▶ [YOUR OBJECTIVE]:
Repeat each entry as written, dropping any picture you find.

------------------------

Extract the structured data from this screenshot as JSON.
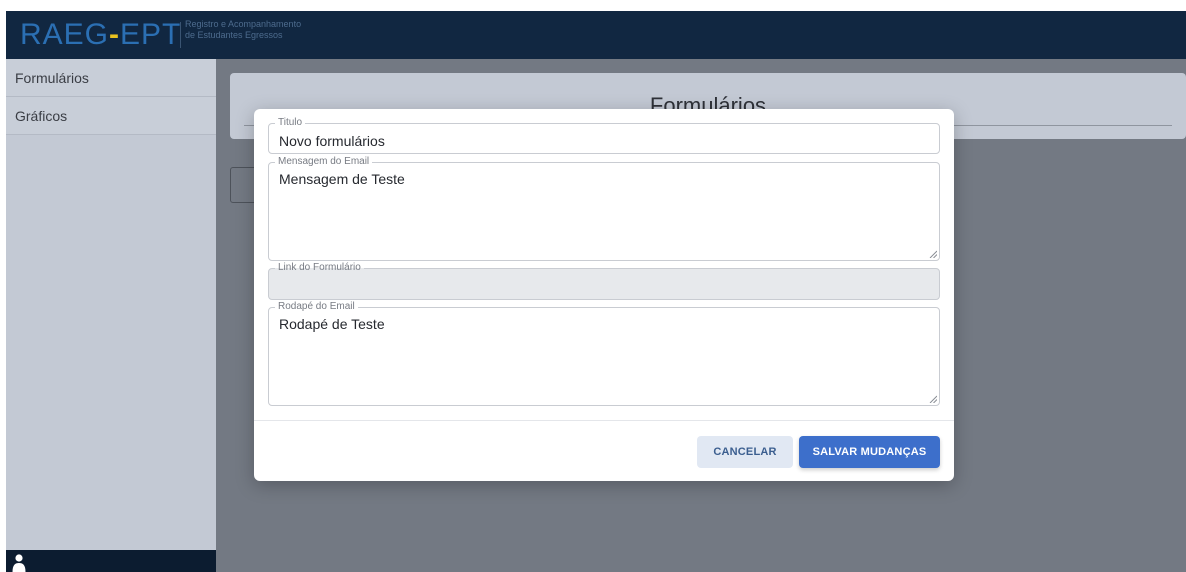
{
  "header": {
    "logo_left": "RAEG",
    "logo_dash": "-",
    "logo_right": "EPT",
    "subtitle_line1": "Registro e Acompanhamento",
    "subtitle_line2": "de Estudantes Egressos"
  },
  "sidebar": {
    "items": [
      {
        "label": "Formulários"
      },
      {
        "label": "Gráficos"
      }
    ],
    "footer_icon": "user-icon"
  },
  "main": {
    "page_title": "Formulários"
  },
  "modal": {
    "fields": {
      "titulo": {
        "label": "Titulo",
        "value": "Novo formulários"
      },
      "mensagem": {
        "label": "Mensagem do Email",
        "value": "Mensagem de Teste"
      },
      "link": {
        "label": "Link do Formulário",
        "value": ""
      },
      "rodape": {
        "label": "Rodapé do Email",
        "value": "Rodapé de Teste"
      }
    },
    "buttons": {
      "cancel_label": "CANCELAR",
      "save_label": "SALVAR MUDANÇAS"
    }
  },
  "colors": {
    "header_bg": "#112741",
    "logo_blue": "#2b6fb3",
    "logo_accent": "#e9c21f",
    "primary_button": "#3d6fcb",
    "secondary_button": "#e1e8f3"
  }
}
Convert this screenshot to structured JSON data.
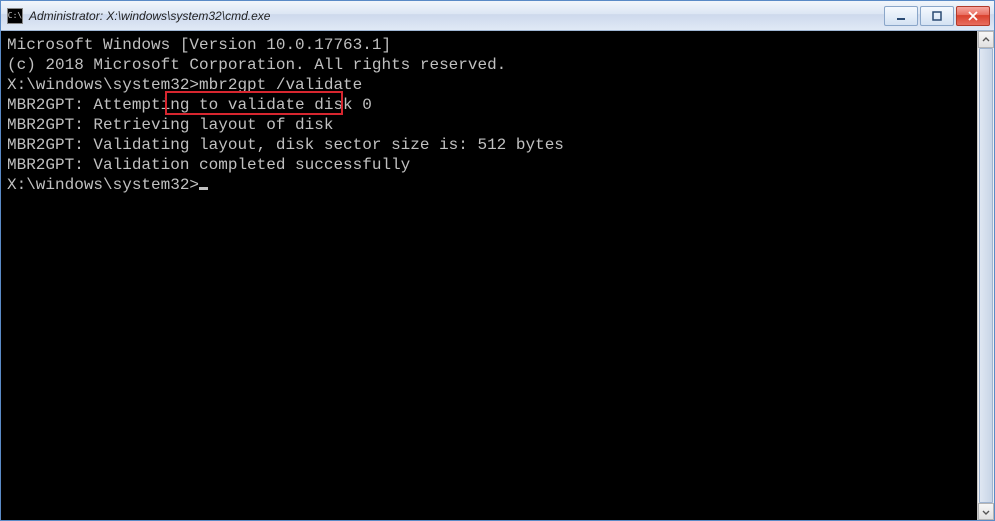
{
  "window": {
    "title": "Administrator: X:\\windows\\system32\\cmd.exe",
    "icon_label": "C:\\"
  },
  "terminal": {
    "lines": [
      "Microsoft Windows [Version 10.0.17763.1]",
      "(c) 2018 Microsoft Corporation. All rights reserved.",
      "",
      "X:\\windows\\system32>mbr2gpt /validate",
      "MBR2GPT: Attempting to validate disk 0",
      "MBR2GPT: Retrieving layout of disk",
      "MBR2GPT: Validating layout, disk sector size is: 512 bytes",
      "MBR2GPT: Validation completed successfully",
      "",
      "X:\\windows\\system32>"
    ],
    "prompt1_left": "X:\\windows\\system32>",
    "prompt1_cmd": "mbr2gpt /validate",
    "prompt2": "X:\\windows\\system32>"
  },
  "highlight": {
    "command": "mbr2gpt /validate"
  }
}
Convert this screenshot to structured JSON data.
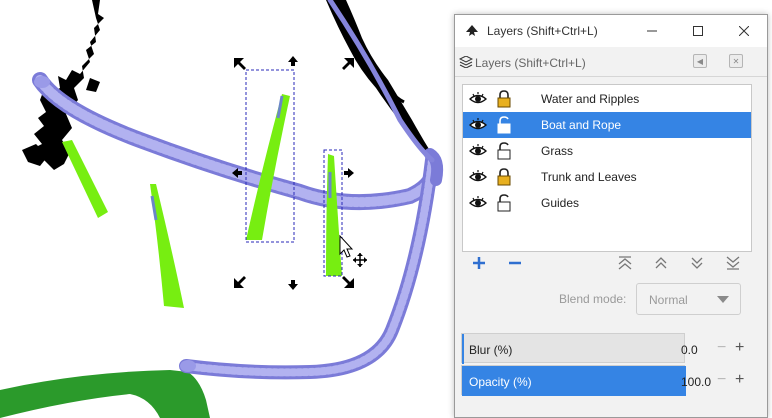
{
  "window": {
    "title": "Layers (Shift+Ctrl+L)",
    "dock_title": "Layers (Shift+Ctrl+L)"
  },
  "layers": [
    {
      "name": "Water and Ripples",
      "visible": true,
      "locked": true,
      "selected": false
    },
    {
      "name": "Boat and Rope",
      "visible": true,
      "locked": false,
      "selected": true
    },
    {
      "name": "Grass",
      "visible": true,
      "locked": false,
      "selected": false
    },
    {
      "name": "Trunk and Leaves",
      "visible": true,
      "locked": true,
      "selected": false
    },
    {
      "name": "Guides",
      "visible": true,
      "locked": false,
      "selected": false
    }
  ],
  "toolbar": {
    "add_icon": "plus-icon",
    "remove_icon": "minus-icon",
    "raise_top_icon": "raise-to-top-icon",
    "raise_icon": "raise-icon",
    "lower_icon": "lower-icon",
    "lower_bottom_icon": "lower-to-bottom-icon"
  },
  "blend": {
    "label": "Blend mode:",
    "value": "Normal"
  },
  "blur": {
    "label": "Blur (%)",
    "value": "0.0",
    "minus": "−",
    "plus": "+",
    "percent": 0
  },
  "opacity": {
    "label": "Opacity (%)",
    "value": "100.0",
    "minus": "−",
    "plus": "+",
    "percent": 100
  },
  "colors": {
    "accent": "#3584e4",
    "rope": "#9a9ae8",
    "grass": "#77ee11",
    "leaf_dark": "#2b9a2b",
    "ink": "#000000"
  }
}
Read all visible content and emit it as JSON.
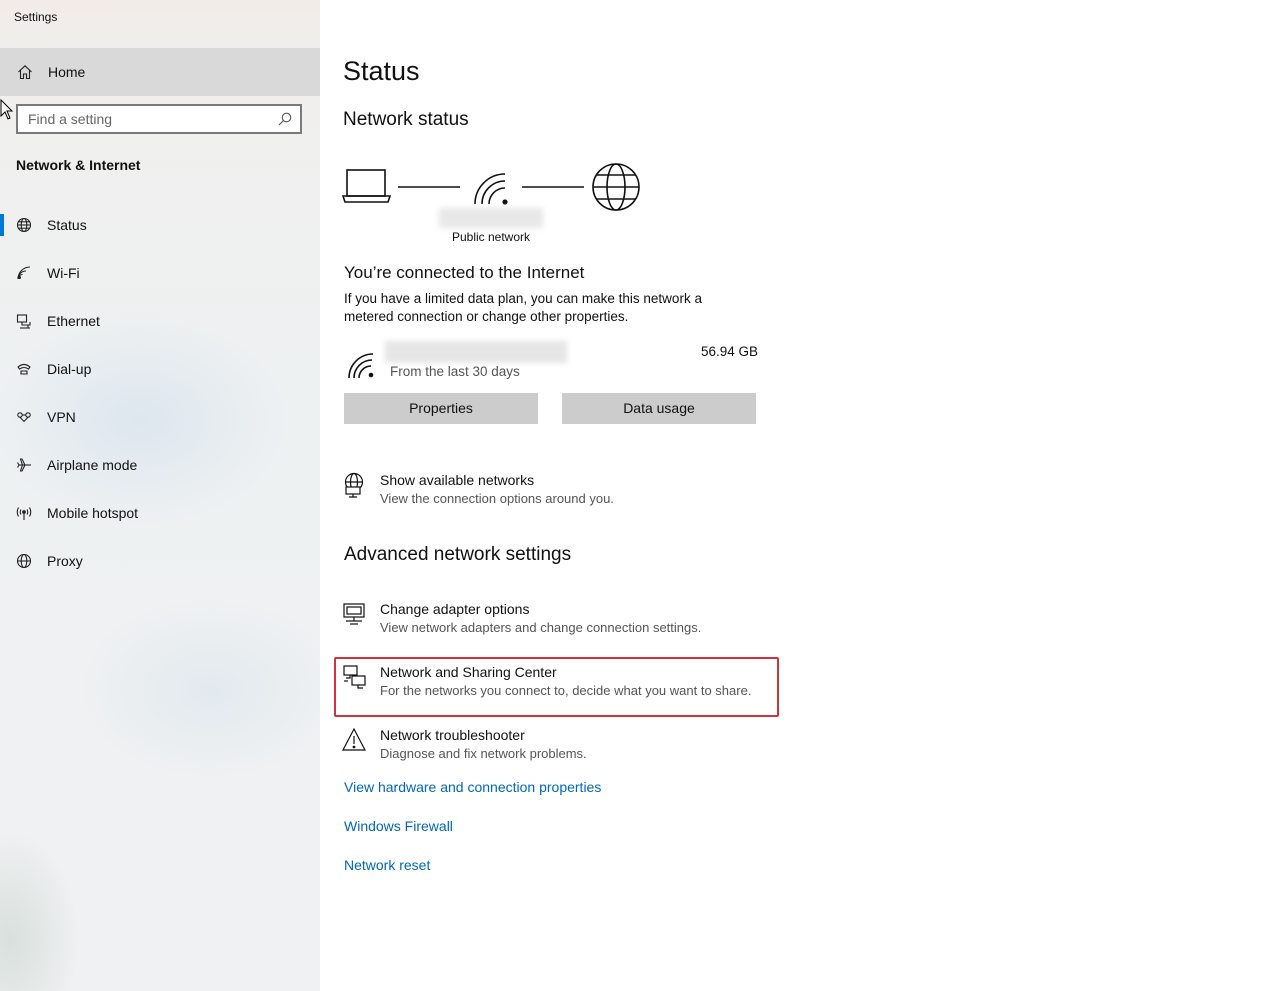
{
  "window": {
    "title": "Settings"
  },
  "sidebar": {
    "home_label": "Home",
    "search": {
      "placeholder": "Find a setting"
    },
    "section_title": "Network & Internet",
    "items": [
      {
        "label": "Status",
        "icon": "globe-status-icon",
        "active": true
      },
      {
        "label": "Wi-Fi",
        "icon": "wifi-icon"
      },
      {
        "label": "Ethernet",
        "icon": "ethernet-icon"
      },
      {
        "label": "Dial-up",
        "icon": "dialup-icon"
      },
      {
        "label": "VPN",
        "icon": "vpn-icon"
      },
      {
        "label": "Airplane mode",
        "icon": "airplane-icon"
      },
      {
        "label": "Mobile hotspot",
        "icon": "hotspot-icon"
      },
      {
        "label": "Proxy",
        "icon": "globe-icon"
      }
    ],
    "accent_color": "#0078d7"
  },
  "main": {
    "title": "Status",
    "network_status_heading": "Network status",
    "network_type": "Public network",
    "connected_heading": "You’re connected to the Internet",
    "connected_desc": "If you have a limited data plan, you can make this network a metered connection or change other properties.",
    "usage": {
      "period": "From the last 30 days",
      "amount": "56.94 GB"
    },
    "buttons": {
      "properties": "Properties",
      "data_usage": "Data usage"
    },
    "show_networks": {
      "title": "Show available networks",
      "subtitle": "View the connection options around you."
    },
    "advanced_heading": "Advanced network settings",
    "advanced_items": [
      {
        "title": "Change adapter options",
        "subtitle": "View network adapters and change connection settings.",
        "icon": "adapter-icon"
      },
      {
        "title": "Network and Sharing Center",
        "subtitle": "For the networks you connect to, decide what you want to share.",
        "icon": "sharing-center-icon",
        "highlighted": true
      },
      {
        "title": "Network troubleshooter",
        "subtitle": "Diagnose and fix network problems.",
        "icon": "warning-icon"
      }
    ],
    "links": [
      "View hardware and connection properties",
      "Windows Firewall",
      "Network reset"
    ],
    "link_color": "#0067b8",
    "highlight_color": "#d13438"
  }
}
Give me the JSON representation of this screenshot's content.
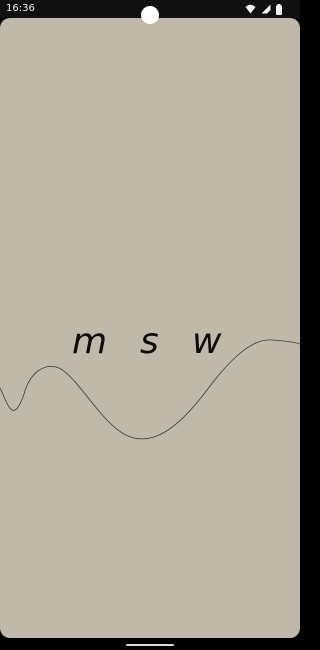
{
  "status_bar": {
    "time": "16:36",
    "icons": [
      "wifi-icon",
      "cellular-signal-icon",
      "battery-icon"
    ]
  },
  "main": {
    "letters": [
      "m",
      "s",
      "w"
    ],
    "background_color": "#c0b9aa",
    "wave_color": "#3a3a3a"
  }
}
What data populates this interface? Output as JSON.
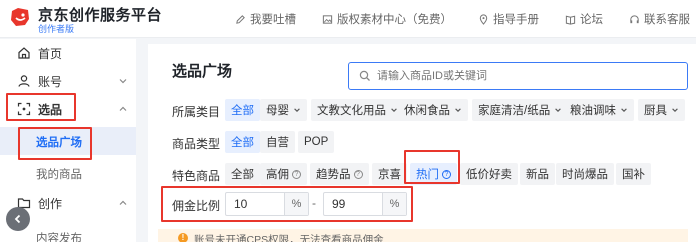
{
  "brand": {
    "title": "京东创作服务平台",
    "subtitle": "创作者版",
    "logo_icon": "jd-dog-logo"
  },
  "toplinks": [
    {
      "label": "我要吐槽",
      "icon": "pen-icon"
    },
    {
      "label": "版权素材中心（免费）",
      "icon": "image-icon"
    },
    {
      "label": "指导手册",
      "icon": "location-pin-icon"
    },
    {
      "label": "论坛",
      "icon": "book-icon"
    },
    {
      "label": "联系客服",
      "icon": "headset-icon"
    }
  ],
  "sidebar": {
    "items": [
      {
        "label": "首页",
        "icon": "home-icon"
      },
      {
        "label": "账号",
        "icon": "user-icon"
      },
      {
        "label": "选品",
        "icon": "scan-icon"
      },
      {
        "label": "选品广场",
        "active": true
      },
      {
        "label": "我的商品"
      },
      {
        "label": "创作",
        "icon": "folder-icon"
      },
      {
        "label": "内容发布"
      }
    ]
  },
  "main": {
    "title": "选品广场",
    "search_placeholder": "请输入商品ID或关键词",
    "filters": {
      "category": {
        "label": "所属类目",
        "options": [
          "全部",
          "母婴",
          "文教文化用品",
          "休闲食品",
          "家庭清洁/纸品",
          "粮油调味",
          "厨具"
        ]
      },
      "type": {
        "label": "商品类型",
        "options": [
          "全部",
          "自营",
          "POP"
        ]
      },
      "feature": {
        "label": "特色商品",
        "options": [
          "全部",
          "高佣",
          "趋势品",
          "京喜",
          "热门",
          "低价好卖",
          "新品",
          "时尚爆品",
          "国补"
        ]
      },
      "commission": {
        "label": "佣金比例",
        "min": "10",
        "max": "99",
        "unit": "%",
        "separator": "-"
      }
    },
    "notice": "账号未开通CPS权限，无法查看商品佣金"
  },
  "colors": {
    "accent": "#1f6df5",
    "highlight": "#e8362c",
    "warning": "#f59a23"
  }
}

------------------------

▶ [RESULT]:
Extract the structured data from this screenshot as JSON.
{
  "header": {
    "logo_left": "RAEG",
    "logo_dash": "-",
    "logo_right": "EPT",
    "subtitle_line1": "Registro e Acompanhamento",
    "subtitle_line2": "de Estudantes Egressos"
  },
  "sidebar": {
    "items": [
      {
        "label": "Formulários"
      },
      {
        "label": "Gráficos"
      }
    ],
    "footer_icon": "user-icon"
  },
  "main": {
    "page_title": "Formulários"
  },
  "modal": {
    "fields": {
      "titulo": {
        "label": "Titulo",
        "value": "Novo formulários"
      },
      "mensagem": {
        "label": "Mensagem do Email",
        "value": "Mensagem de Teste"
      },
      "link": {
        "label": "Link do Formulário",
        "value": ""
      },
      "rodape": {
        "label": "Rodapé do Email",
        "value": "Rodapé de Teste"
      }
    },
    "buttons": {
      "cancel_label": "CANCELAR",
      "save_label": "SALVAR MUDANÇAS"
    }
  },
  "colors": {
    "header_bg": "#112741",
    "logo_blue": "#2b6fb3",
    "logo_accent": "#e9c21f",
    "primary_button": "#3d6fcb",
    "secondary_button": "#e1e8f3"
  }
}
Convert this screenshot to structured JSON data.
{
  "window": {
    "title": "Administrator: X:\\windows\\system32\\cmd.exe",
    "icon_label": "C:\\"
  },
  "terminal": {
    "lines": [
      "Microsoft Windows [Version 10.0.17763.1]",
      "(c) 2018 Microsoft Corporation. All rights reserved.",
      "",
      "X:\\windows\\system32>mbr2gpt /validate",
      "MBR2GPT: Attempting to validate disk 0",
      "MBR2GPT: Retrieving layout of disk",
      "MBR2GPT: Validating layout, disk sector size is: 512 bytes",
      "MBR2GPT: Validation completed successfully",
      "",
      "X:\\windows\\system32>"
    ],
    "prompt1_left": "X:\\windows\\system32>",
    "prompt1_cmd": "mbr2gpt /validate",
    "prompt2": "X:\\windows\\system32>"
  },
  "highlight": {
    "command": "mbr2gpt /validate"
  }
}
Convert this screenshot to structured JSON data.
{
  "window": {
    "title": "Layers (Shift+Ctrl+L)",
    "dock_title": "Layers (Shift+Ctrl+L)"
  },
  "layers": [
    {
      "name": "Water and Ripples",
      "visible": true,
      "locked": true,
      "selected": false
    },
    {
      "name": "Boat and Rope",
      "visible": true,
      "locked": false,
      "selected": true
    },
    {
      "name": "Grass",
      "visible": true,
      "locked": false,
      "selected": false
    },
    {
      "name": "Trunk and Leaves",
      "visible": true,
      "locked": true,
      "selected": false
    },
    {
      "name": "Guides",
      "visible": true,
      "locked": false,
      "selected": false
    }
  ],
  "toolbar": {
    "add_icon": "plus-icon",
    "remove_icon": "minus-icon",
    "raise_top_icon": "raise-to-top-icon",
    "raise_icon": "raise-icon",
    "lower_icon": "lower-icon",
    "lower_bottom_icon": "lower-to-bottom-icon"
  },
  "blend": {
    "label": "Blend mode:",
    "value": "Normal"
  },
  "blur": {
    "label": "Blur (%)",
    "value": "0.0",
    "minus": "−",
    "plus": "+",
    "percent": 0
  },
  "opacity": {
    "label": "Opacity (%)",
    "value": "100.0",
    "minus": "−",
    "plus": "+",
    "percent": 100
  },
  "colors": {
    "accent": "#3584e4",
    "rope": "#9a9ae8",
    "grass": "#77ee11",
    "leaf_dark": "#2b9a2b",
    "ink": "#000000"
  }
}
Read all visible content and emit it as JSON.
{
  "window": {
    "title": "Settings"
  },
  "sidebar": {
    "home_label": "Home",
    "search": {
      "placeholder": "Find a setting"
    },
    "section_title": "Network & Internet",
    "items": [
      {
        "label": "Status",
        "icon": "globe-status-icon",
        "active": true
      },
      {
        "label": "Wi-Fi",
        "icon": "wifi-icon"
      },
      {
        "label": "Ethernet",
        "icon": "ethernet-icon"
      },
      {
        "label": "Dial-up",
        "icon": "dialup-icon"
      },
      {
        "label": "VPN",
        "icon": "vpn-icon"
      },
      {
        "label": "Airplane mode",
        "icon": "airplane-icon"
      },
      {
        "label": "Mobile hotspot",
        "icon": "hotspot-icon"
      },
      {
        "label": "Proxy",
        "icon": "globe-icon"
      }
    ],
    "accent_color": "#0078d7"
  },
  "main": {
    "title": "Status",
    "network_status_heading": "Network status",
    "network_type": "Public network",
    "connected_heading": "You’re connected to the Internet",
    "connected_desc": "If you have a limited data plan, you can make this network a metered connection or change other properties.",
    "usage": {
      "period": "From the last 30 days",
      "amount": "56.94 GB"
    },
    "buttons": {
      "properties": "Properties",
      "data_usage": "Data usage"
    },
    "show_networks": {
      "title": "Show available networks",
      "subtitle": "View the connection options around you."
    },
    "advanced_heading": "Advanced network settings",
    "advanced_items": [
      {
        "title": "Change adapter options",
        "subtitle": "View network adapters and change connection settings.",
        "icon": "adapter-icon"
      },
      {
        "title": "Network and Sharing Center",
        "subtitle": "For the networks you connect to, decide what you want to share.",
        "icon": "sharing-center-icon",
        "highlighted": true
      },
      {
        "title": "Network troubleshooter",
        "subtitle": "Diagnose and fix network problems.",
        "icon": "warning-icon"
      }
    ],
    "links": [
      "View hardware and connection properties",
      "Windows Firewall",
      "Network reset"
    ],
    "link_color": "#0067b8",
    "highlight_color": "#d13438"
  }
}
Give me the JSON representation of this screenshot's content.
{
  "status_bar": {
    "time": "16:36",
    "icons": [
      "wifi-icon",
      "cellular-signal-icon",
      "battery-icon"
    ]
  },
  "main": {
    "letters": [
      "m",
      "s",
      "w"
    ],
    "background_color": "#c0b9aa",
    "wave_color": "#3a3a3a"
  }
}
What data populates this interface? Output as JSON.
{
  "brand": {
    "title": "京东创作服务平台",
    "subtitle": "创作者版",
    "logo_icon": "jd-dog-logo"
  },
  "toplinks": [
    {
      "label": "我要吐槽",
      "icon": "pen-icon"
    },
    {
      "label": "版权素材中心（免费）",
      "icon": "image-icon"
    },
    {
      "label": "指导手册",
      "icon": "location-pin-icon"
    },
    {
      "label": "论坛",
      "icon": "book-icon"
    },
    {
      "label": "联系客服",
      "icon": "headset-icon"
    }
  ],
  "sidebar": {
    "items": [
      {
        "label": "首页",
        "icon": "home-icon"
      },
      {
        "label": "账号",
        "icon": "user-icon"
      },
      {
        "label": "选品",
        "icon": "scan-icon"
      },
      {
        "label": "选品广场",
        "active": true
      },
      {
        "label": "我的商品"
      },
      {
        "label": "创作",
        "icon": "folder-icon"
      },
      {
        "label": "内容发布"
      }
    ]
  },
  "main": {
    "title": "选品广场",
    "search_placeholder": "请输入商品ID或关键词",
    "filters": {
      "category": {
        "label": "所属类目",
        "options": [
          "全部",
          "母婴",
          "文教文化用品",
          "休闲食品",
          "家庭清洁/纸品",
          "粮油调味",
          "厨具"
        ]
      },
      "type": {
        "label": "商品类型",
        "options": [
          "全部",
          "自营",
          "POP"
        ]
      },
      "feature": {
        "label": "特色商品",
        "options": [
          "全部",
          "高佣",
          "趋势品",
          "京喜",
          "热门",
          "低价好卖",
          "新品",
          "时尚爆品",
          "国补"
        ]
      },
      "commission": {
        "label": "佣金比例",
        "min": "10",
        "max": "99",
        "unit": "%",
        "separator": "-"
      }
    },
    "notice": "账号未开通CPS权限，无法查看商品佣金"
  },
  "colors": {
    "accent": "#1f6df5",
    "highlight": "#e8362c",
    "warning": "#f59a23"
  }
}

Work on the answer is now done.